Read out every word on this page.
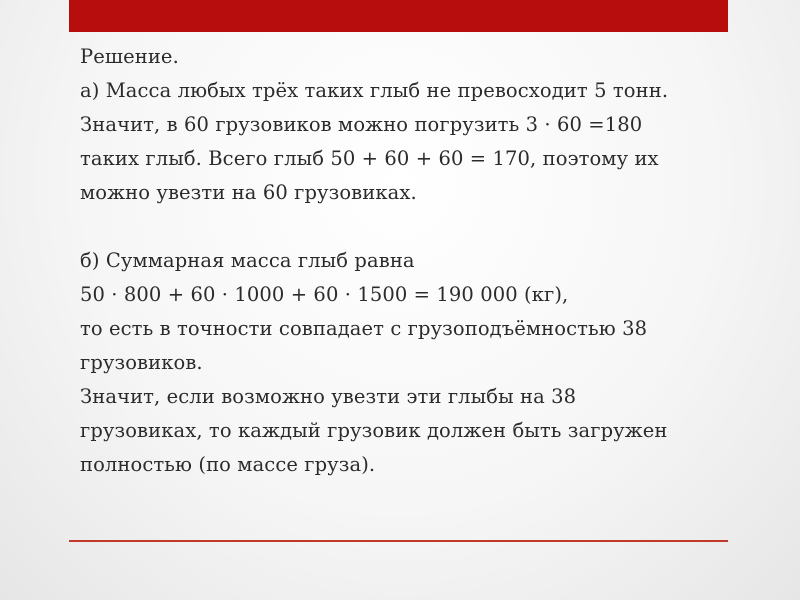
Решение.
а) Масса любых трёх таких глыб не превосходит 5 тонн.
Значит, в 60 грузовиков можно погрузить 3 · 60 =180
таких глыб. Всего глыб 50 + 60 + 60 = 170, поэтому их
можно увезти на 60 грузовиках.
б) Суммарная масса глыб равна
50 · 800 + 60 · 1000 + 60 · 1500 = 190 000 (кг),
то есть в точности совпадает с грузоподъёмностью 38
грузовиков.
Значит, если возможно увезти эти глыбы на 38
грузовиках, то каждый грузовик должен быть загружен
полностью (по массе груза).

-=-=-

Objective: Give back every line exactly as it stands, pictures excluded.

Exercise answer:
Read out every word on this page.
Решение.
а) Масса любых трёх таких глыб не превосходит 5 тонн.
Значит, в 60 грузовиков можно погрузить 3 · 60 =180
таких глыб. Всего глыб 50 + 60 + 60 = 170, поэтому их
можно увезти на 60 грузовиках.
б) Суммарная масса глыб равна
50 · 800 + 60 · 1000 + 60 · 1500 = 190 000 (кг),
то есть в точности совпадает с грузоподъёмностью 38
грузовиков.
Значит, если возможно увезти эти глыбы на 38
грузовиках, то каждый грузовик должен быть загружен
полностью (по массе груза).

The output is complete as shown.